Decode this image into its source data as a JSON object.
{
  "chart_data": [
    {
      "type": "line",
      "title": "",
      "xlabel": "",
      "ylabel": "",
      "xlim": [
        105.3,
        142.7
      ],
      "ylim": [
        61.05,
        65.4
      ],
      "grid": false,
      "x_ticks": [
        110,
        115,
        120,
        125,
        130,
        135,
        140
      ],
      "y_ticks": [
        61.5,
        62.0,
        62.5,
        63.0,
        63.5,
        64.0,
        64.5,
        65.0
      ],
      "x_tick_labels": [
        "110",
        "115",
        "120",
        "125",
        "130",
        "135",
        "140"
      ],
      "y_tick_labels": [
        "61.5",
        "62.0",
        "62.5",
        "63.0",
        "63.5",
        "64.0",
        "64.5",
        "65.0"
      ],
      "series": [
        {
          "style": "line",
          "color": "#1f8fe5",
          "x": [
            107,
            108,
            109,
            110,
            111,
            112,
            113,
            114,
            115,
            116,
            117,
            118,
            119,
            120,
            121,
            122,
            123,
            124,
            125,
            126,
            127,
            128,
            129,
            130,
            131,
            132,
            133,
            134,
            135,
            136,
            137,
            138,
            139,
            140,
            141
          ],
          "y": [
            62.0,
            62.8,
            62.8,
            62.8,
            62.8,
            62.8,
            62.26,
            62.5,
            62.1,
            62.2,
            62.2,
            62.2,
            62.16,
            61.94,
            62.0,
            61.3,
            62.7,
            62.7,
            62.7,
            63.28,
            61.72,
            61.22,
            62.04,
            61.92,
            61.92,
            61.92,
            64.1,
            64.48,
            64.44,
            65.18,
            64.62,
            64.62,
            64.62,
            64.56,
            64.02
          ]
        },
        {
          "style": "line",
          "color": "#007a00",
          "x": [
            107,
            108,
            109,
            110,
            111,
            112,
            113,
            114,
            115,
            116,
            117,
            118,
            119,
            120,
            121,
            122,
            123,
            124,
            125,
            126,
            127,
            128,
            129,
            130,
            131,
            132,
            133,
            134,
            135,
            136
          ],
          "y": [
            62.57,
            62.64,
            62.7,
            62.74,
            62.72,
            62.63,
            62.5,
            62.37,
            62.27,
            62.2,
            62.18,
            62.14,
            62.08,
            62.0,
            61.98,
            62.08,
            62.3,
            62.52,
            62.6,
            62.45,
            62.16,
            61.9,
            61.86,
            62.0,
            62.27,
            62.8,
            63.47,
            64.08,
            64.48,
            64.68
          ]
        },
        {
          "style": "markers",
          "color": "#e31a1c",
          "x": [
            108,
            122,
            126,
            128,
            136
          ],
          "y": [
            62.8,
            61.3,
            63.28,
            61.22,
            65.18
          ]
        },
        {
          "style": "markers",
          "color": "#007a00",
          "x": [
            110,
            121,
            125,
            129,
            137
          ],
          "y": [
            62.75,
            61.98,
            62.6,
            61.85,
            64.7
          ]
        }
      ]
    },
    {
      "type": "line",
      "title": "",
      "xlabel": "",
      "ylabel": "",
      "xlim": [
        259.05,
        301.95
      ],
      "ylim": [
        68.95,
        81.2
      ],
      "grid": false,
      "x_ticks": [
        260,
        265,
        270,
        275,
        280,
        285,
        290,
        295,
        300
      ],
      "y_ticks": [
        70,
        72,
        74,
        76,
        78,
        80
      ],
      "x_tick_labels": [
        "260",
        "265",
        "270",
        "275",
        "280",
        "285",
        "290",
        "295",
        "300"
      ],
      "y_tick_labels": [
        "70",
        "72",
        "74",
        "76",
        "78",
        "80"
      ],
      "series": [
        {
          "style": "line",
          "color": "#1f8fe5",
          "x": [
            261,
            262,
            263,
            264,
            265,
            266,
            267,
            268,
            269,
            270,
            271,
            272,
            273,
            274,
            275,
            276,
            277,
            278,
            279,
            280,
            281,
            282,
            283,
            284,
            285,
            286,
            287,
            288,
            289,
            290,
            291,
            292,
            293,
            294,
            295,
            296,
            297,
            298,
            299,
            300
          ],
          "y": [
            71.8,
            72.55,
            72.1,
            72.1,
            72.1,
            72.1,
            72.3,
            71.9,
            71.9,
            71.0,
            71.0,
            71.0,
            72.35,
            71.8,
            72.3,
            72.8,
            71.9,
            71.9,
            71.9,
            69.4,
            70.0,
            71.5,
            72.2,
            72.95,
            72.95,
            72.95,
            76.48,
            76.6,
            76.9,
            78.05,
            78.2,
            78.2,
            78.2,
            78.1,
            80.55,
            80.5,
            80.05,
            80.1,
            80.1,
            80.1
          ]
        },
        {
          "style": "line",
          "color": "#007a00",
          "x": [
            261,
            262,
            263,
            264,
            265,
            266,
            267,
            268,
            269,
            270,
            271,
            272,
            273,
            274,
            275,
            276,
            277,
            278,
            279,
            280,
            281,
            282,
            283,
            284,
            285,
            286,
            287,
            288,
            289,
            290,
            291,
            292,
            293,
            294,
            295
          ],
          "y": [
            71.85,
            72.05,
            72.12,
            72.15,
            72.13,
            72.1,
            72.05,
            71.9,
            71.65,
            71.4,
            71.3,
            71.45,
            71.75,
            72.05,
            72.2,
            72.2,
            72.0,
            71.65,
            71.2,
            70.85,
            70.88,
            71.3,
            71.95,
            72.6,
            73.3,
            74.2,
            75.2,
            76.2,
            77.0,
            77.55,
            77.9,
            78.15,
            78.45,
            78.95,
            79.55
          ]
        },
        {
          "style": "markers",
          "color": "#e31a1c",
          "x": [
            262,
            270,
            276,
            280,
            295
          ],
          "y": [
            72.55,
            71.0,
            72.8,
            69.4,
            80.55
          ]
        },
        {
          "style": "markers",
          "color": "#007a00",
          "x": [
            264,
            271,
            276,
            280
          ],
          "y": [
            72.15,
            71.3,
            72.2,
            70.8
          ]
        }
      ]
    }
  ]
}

+ + + + +

### STATED PROBLEM
Extract the whole listing, character for character.

### ANSWER TO THE EXERCISE
Decode this image into its source data as a JSON object.
{
  "chart_data": [
    {
      "type": "line",
      "title": "",
      "xlabel": "",
      "ylabel": "",
      "xlim": [
        105.3,
        142.7
      ],
      "ylim": [
        61.05,
        65.4
      ],
      "grid": false,
      "x_ticks": [
        110,
        115,
        120,
        125,
        130,
        135,
        140
      ],
      "y_ticks": [
        61.5,
        62.0,
        62.5,
        63.0,
        63.5,
        64.0,
        64.5,
        65.0
      ],
      "x_tick_labels": [
        "110",
        "115",
        "120",
        "125",
        "130",
        "135",
        "140"
      ],
      "y_tick_labels": [
        "61.5",
        "62.0",
        "62.5",
        "63.0",
        "63.5",
        "64.0",
        "64.5",
        "65.0"
      ],
      "series": [
        {
          "style": "line",
          "color": "#1f8fe5",
          "x": [
            107,
            108,
            109,
            110,
            111,
            112,
            113,
            114,
            115,
            116,
            117,
            118,
            119,
            120,
            121,
            122,
            123,
            124,
            125,
            126,
            127,
            128,
            129,
            130,
            131,
            132,
            133,
            134,
            135,
            136,
            137,
            138,
            139,
            140,
            141
          ],
          "y": [
            62.0,
            62.8,
            62.8,
            62.8,
            62.8,
            62.8,
            62.26,
            62.5,
            62.1,
            62.2,
            62.2,
            62.2,
            62.16,
            61.94,
            62.0,
            61.3,
            62.7,
            62.7,
            62.7,
            63.28,
            61.72,
            61.22,
            62.04,
            61.92,
            61.92,
            61.92,
            64.1,
            64.48,
            64.44,
            65.18,
            64.62,
            64.62,
            64.62,
            64.56,
            64.02
          ]
        },
        {
          "style": "line",
          "color": "#007a00",
          "x": [
            107,
            108,
            109,
            110,
            111,
            112,
            113,
            114,
            115,
            116,
            117,
            118,
            119,
            120,
            121,
            122,
            123,
            124,
            125,
            126,
            127,
            128,
            129,
            130,
            131,
            132,
            133,
            134,
            135,
            136
          ],
          "y": [
            62.57,
            62.64,
            62.7,
            62.74,
            62.72,
            62.63,
            62.5,
            62.37,
            62.27,
            62.2,
            62.18,
            62.14,
            62.08,
            62.0,
            61.98,
            62.08,
            62.3,
            62.52,
            62.6,
            62.45,
            62.16,
            61.9,
            61.86,
            62.0,
            62.27,
            62.8,
            63.47,
            64.08,
            64.48,
            64.68
          ]
        },
        {
          "style": "markers",
          "color": "#e31a1c",
          "x": [
            108,
            122,
            126,
            128,
            136
          ],
          "y": [
            62.8,
            61.3,
            63.28,
            61.22,
            65.18
          ]
        },
        {
          "style": "markers",
          "color": "#007a00",
          "x": [
            110,
            121,
            125,
            129,
            137
          ],
          "y": [
            62.75,
            61.98,
            62.6,
            61.85,
            64.7
          ]
        }
      ]
    },
    {
      "type": "line",
      "title": "",
      "xlabel": "",
      "ylabel": "",
      "xlim": [
        259.05,
        301.95
      ],
      "ylim": [
        68.95,
        81.2
      ],
      "grid": false,
      "x_ticks": [
        260,
        265,
        270,
        275,
        280,
        285,
        290,
        295,
        300
      ],
      "y_ticks": [
        70,
        72,
        74,
        76,
        78,
        80
      ],
      "x_tick_labels": [
        "260",
        "265",
        "270",
        "275",
        "280",
        "285",
        "290",
        "295",
        "300"
      ],
      "y_tick_labels": [
        "70",
        "72",
        "74",
        "76",
        "78",
        "80"
      ],
      "series": [
        {
          "style": "line",
          "color": "#1f8fe5",
          "x": [
            261,
            262,
            263,
            264,
            265,
            266,
            267,
            268,
            269,
            270,
            271,
            272,
            273,
            274,
            275,
            276,
            277,
            278,
            279,
            280,
            281,
            282,
            283,
            284,
            285,
            286,
            287,
            288,
            289,
            290,
            291,
            292,
            293,
            294,
            295,
            296,
            297,
            298,
            299,
            300
          ],
          "y": [
            71.8,
            72.55,
            72.1,
            72.1,
            72.1,
            72.1,
            72.3,
            71.9,
            71.9,
            71.0,
            71.0,
            71.0,
            72.35,
            71.8,
            72.3,
            72.8,
            71.9,
            71.9,
            71.9,
            69.4,
            70.0,
            71.5,
            72.2,
            72.95,
            72.95,
            72.95,
            76.48,
            76.6,
            76.9,
            78.05,
            78.2,
            78.2,
            78.2,
            78.1,
            80.55,
            80.5,
            80.05,
            80.1,
            80.1,
            80.1
          ]
        },
        {
          "style": "line",
          "color": "#007a00",
          "x": [
            261,
            262,
            263,
            264,
            265,
            266,
            267,
            268,
            269,
            270,
            271,
            272,
            273,
            274,
            275,
            276,
            277,
            278,
            279,
            280,
            281,
            282,
            283,
            284,
            285,
            286,
            287,
            288,
            289,
            290,
            291,
            292,
            293,
            294,
            295
          ],
          "y": [
            71.85,
            72.05,
            72.12,
            72.15,
            72.13,
            72.1,
            72.05,
            71.9,
            71.65,
            71.4,
            71.3,
            71.45,
            71.75,
            72.05,
            72.2,
            72.2,
            72.0,
            71.65,
            71.2,
            70.85,
            70.88,
            71.3,
            71.95,
            72.6,
            73.3,
            74.2,
            75.2,
            76.2,
            77.0,
            77.55,
            77.9,
            78.15,
            78.45,
            78.95,
            79.55
          ]
        },
        {
          "style": "markers",
          "color": "#e31a1c",
          "x": [
            262,
            270,
            276,
            280,
            295
          ],
          "y": [
            72.55,
            71.0,
            72.8,
            69.4,
            80.55
          ]
        },
        {
          "style": "markers",
          "color": "#007a00",
          "x": [
            264,
            271,
            276,
            280
          ],
          "y": [
            72.15,
            71.3,
            72.2,
            70.8
          ]
        }
      ]
    }
  ]
}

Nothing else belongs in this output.